*WRITTEN INSTRUCTION*
Report only the number of lines that hold the word "desc".

*PROVIDED INFORMATION*

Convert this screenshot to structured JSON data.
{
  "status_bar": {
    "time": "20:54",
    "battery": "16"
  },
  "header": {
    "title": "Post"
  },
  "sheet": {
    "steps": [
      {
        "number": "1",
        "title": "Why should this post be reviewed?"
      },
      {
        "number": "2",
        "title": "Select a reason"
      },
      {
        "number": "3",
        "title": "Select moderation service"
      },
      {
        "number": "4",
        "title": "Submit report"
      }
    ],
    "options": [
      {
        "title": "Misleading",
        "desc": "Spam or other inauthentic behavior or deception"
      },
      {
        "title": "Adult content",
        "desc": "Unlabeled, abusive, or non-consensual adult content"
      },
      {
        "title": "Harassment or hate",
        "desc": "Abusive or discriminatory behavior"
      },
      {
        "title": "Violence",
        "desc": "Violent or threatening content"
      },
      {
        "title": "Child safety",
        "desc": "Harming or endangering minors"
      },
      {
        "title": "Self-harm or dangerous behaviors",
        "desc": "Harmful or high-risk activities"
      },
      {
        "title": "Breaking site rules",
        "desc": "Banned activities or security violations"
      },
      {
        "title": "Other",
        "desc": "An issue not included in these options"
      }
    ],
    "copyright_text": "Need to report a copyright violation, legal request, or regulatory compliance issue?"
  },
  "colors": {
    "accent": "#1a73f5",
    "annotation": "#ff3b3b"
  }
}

*ANSWER TO THIS TASK*
8